──────── MATERIALS PROVIDED

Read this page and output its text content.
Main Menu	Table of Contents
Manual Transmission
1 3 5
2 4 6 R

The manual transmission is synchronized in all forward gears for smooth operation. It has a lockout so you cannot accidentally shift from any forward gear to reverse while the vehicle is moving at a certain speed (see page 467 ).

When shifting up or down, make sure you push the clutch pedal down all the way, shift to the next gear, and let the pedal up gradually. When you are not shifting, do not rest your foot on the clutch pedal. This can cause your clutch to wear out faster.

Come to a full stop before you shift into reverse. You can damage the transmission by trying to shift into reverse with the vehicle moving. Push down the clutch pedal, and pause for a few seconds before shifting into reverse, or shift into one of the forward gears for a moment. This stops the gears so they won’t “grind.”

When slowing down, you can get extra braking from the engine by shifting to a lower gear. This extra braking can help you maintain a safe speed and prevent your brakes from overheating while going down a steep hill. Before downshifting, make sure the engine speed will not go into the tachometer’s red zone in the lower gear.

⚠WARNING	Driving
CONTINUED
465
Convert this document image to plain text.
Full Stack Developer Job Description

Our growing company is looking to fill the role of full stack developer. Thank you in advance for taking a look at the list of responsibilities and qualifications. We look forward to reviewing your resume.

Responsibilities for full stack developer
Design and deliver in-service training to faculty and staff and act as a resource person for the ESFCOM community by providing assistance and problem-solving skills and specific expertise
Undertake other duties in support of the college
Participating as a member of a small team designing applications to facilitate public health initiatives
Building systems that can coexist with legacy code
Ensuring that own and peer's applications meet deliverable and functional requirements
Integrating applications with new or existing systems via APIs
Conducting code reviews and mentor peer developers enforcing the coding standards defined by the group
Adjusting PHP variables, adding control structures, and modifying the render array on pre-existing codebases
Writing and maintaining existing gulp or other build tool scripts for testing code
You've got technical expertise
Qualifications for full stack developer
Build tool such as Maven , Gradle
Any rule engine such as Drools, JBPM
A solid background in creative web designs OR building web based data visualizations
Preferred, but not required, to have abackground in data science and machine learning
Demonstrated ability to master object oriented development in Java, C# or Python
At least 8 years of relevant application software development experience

────────────────

> WORK INSTRUCTIONS
Where a line in the entries holds "clutch", copy that line.

> THE RESPONSE
When shifting up or down, make sure you push the clutch pedal down all the way, shift to the next gear, and let the pedal up gradually. When you are not shifting, do not rest your foot on the clutch pedal. This can cause your clutch to wear out faster.
Come to a full stop before you shift into reverse. You can damage the transmission by trying to shift into reverse with the vehicle moving. Push down the clutch pedal, and pause for a few seconds before shifting into reverse, or shift into one of the forward gears for a moment. This stops the gears so they won’t “grind.”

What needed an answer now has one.